***** Task data

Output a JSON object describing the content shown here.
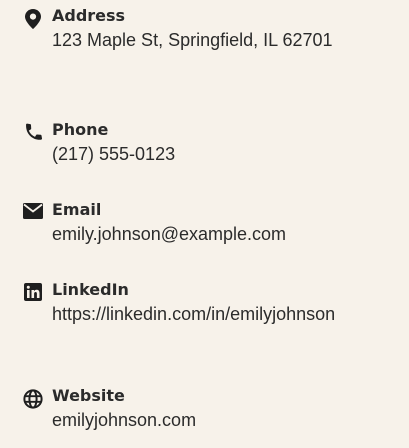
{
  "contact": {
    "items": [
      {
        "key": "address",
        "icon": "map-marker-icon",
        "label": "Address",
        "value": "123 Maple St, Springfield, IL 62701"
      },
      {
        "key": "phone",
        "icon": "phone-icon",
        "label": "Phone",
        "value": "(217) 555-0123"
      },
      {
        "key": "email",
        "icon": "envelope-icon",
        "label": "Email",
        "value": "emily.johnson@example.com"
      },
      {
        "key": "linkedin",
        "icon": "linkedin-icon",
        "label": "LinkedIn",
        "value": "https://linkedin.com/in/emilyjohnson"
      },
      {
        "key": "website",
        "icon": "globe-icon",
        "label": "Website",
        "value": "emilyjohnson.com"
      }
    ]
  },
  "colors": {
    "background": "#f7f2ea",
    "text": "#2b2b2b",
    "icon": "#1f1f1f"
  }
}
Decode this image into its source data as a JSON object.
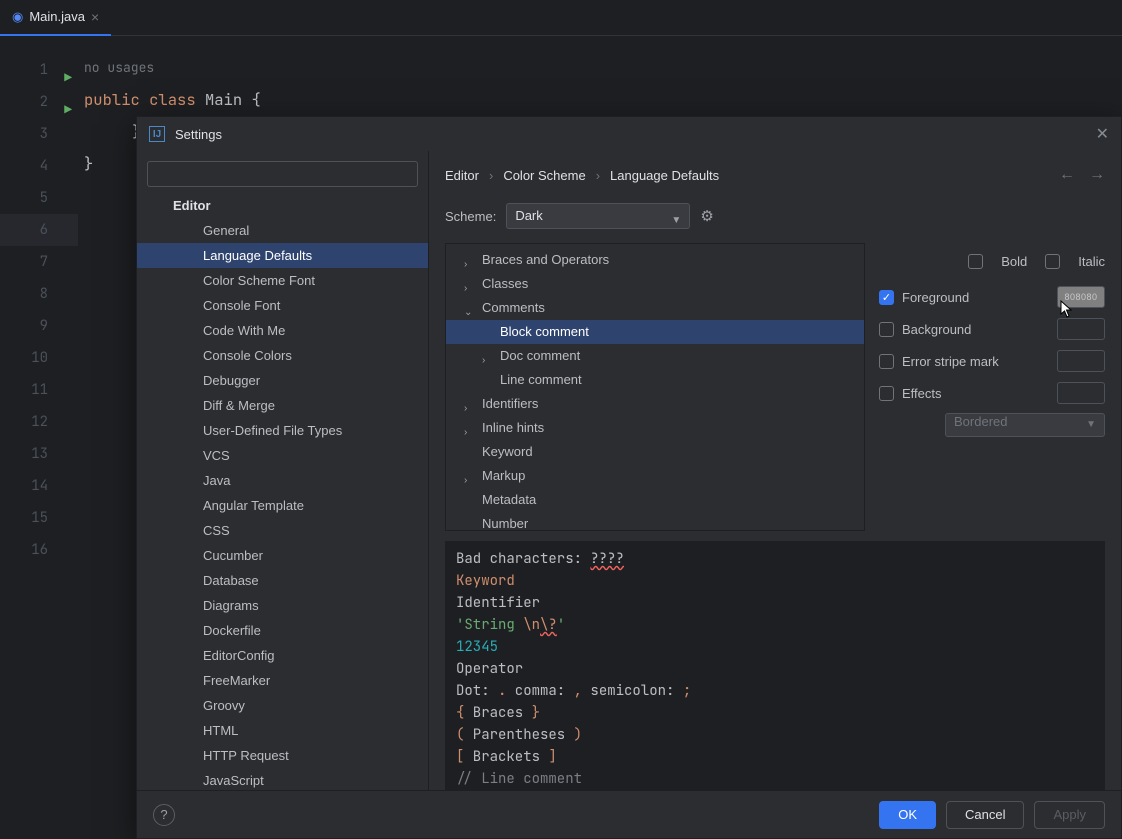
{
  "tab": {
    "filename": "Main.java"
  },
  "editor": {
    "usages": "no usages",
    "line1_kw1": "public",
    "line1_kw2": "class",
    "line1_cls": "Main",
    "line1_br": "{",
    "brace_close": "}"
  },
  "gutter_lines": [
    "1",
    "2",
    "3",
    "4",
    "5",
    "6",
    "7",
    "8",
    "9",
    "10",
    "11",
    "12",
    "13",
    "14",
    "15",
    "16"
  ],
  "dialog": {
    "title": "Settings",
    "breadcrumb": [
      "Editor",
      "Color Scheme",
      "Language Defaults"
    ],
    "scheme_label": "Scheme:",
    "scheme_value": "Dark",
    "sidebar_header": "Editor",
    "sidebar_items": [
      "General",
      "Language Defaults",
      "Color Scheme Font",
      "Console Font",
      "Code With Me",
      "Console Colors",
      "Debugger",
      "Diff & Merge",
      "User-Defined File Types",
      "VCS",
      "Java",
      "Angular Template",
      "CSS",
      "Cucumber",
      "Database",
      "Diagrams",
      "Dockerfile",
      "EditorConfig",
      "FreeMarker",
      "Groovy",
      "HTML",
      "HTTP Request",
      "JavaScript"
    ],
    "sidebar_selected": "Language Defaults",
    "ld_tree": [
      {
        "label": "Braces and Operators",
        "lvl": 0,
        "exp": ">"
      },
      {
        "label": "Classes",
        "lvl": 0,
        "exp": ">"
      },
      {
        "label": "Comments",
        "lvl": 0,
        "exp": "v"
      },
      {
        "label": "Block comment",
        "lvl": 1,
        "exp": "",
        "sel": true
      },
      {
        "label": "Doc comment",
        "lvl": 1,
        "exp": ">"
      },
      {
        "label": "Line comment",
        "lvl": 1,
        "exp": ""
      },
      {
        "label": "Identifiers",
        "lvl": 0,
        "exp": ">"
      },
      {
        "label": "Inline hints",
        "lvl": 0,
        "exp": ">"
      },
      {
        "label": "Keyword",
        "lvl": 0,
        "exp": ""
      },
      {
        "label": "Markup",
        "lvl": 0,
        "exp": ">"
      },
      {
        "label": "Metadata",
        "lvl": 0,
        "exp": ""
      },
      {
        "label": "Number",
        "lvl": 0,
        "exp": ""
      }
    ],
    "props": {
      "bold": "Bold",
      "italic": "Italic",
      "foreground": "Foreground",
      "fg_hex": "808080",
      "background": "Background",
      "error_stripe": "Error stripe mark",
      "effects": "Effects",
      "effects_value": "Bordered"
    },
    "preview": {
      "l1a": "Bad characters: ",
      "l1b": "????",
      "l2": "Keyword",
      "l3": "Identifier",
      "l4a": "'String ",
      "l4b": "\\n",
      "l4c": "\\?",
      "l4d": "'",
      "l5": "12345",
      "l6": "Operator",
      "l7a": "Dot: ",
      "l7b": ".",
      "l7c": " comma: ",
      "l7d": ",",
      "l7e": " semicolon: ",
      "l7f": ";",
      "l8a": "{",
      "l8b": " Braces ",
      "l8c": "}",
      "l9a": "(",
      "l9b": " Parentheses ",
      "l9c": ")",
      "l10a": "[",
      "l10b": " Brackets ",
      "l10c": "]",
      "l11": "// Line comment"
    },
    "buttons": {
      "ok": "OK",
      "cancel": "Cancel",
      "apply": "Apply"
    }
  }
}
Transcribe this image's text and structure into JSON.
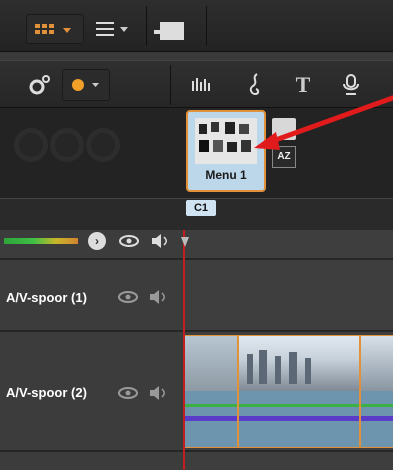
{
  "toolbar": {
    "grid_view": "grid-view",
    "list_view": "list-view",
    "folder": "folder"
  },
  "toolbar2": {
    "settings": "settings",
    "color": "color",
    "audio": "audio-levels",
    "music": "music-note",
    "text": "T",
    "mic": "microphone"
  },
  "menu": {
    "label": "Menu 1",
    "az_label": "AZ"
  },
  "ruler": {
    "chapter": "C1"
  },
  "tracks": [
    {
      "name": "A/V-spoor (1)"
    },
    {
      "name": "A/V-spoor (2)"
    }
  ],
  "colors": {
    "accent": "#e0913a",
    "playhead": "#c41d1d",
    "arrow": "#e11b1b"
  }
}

**********

Directive » Give the number of lines in the entries above that include the string "image". No other output is expected.

The result » 2